───── Material ─────

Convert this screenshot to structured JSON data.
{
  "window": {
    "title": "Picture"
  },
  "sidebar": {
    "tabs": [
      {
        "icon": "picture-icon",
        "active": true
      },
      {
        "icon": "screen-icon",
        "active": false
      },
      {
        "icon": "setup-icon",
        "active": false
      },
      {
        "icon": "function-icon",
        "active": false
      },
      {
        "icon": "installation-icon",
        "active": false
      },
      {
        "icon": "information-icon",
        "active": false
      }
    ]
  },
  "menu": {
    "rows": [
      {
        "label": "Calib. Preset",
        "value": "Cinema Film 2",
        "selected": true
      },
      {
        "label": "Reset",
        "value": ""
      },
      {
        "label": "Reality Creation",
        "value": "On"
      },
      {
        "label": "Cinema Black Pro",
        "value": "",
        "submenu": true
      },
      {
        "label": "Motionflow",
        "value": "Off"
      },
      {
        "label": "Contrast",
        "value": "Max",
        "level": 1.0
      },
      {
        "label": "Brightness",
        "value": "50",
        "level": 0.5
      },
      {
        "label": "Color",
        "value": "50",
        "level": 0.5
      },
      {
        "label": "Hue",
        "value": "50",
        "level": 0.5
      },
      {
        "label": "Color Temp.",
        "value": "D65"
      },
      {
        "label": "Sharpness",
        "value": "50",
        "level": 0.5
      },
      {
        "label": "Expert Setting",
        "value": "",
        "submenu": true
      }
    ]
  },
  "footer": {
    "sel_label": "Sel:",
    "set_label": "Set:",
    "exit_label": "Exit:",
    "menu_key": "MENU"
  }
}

─────

= Exercise prompt =
Scan the records above, count the lines with "icon" in them, and give only the number.

= Task result =
6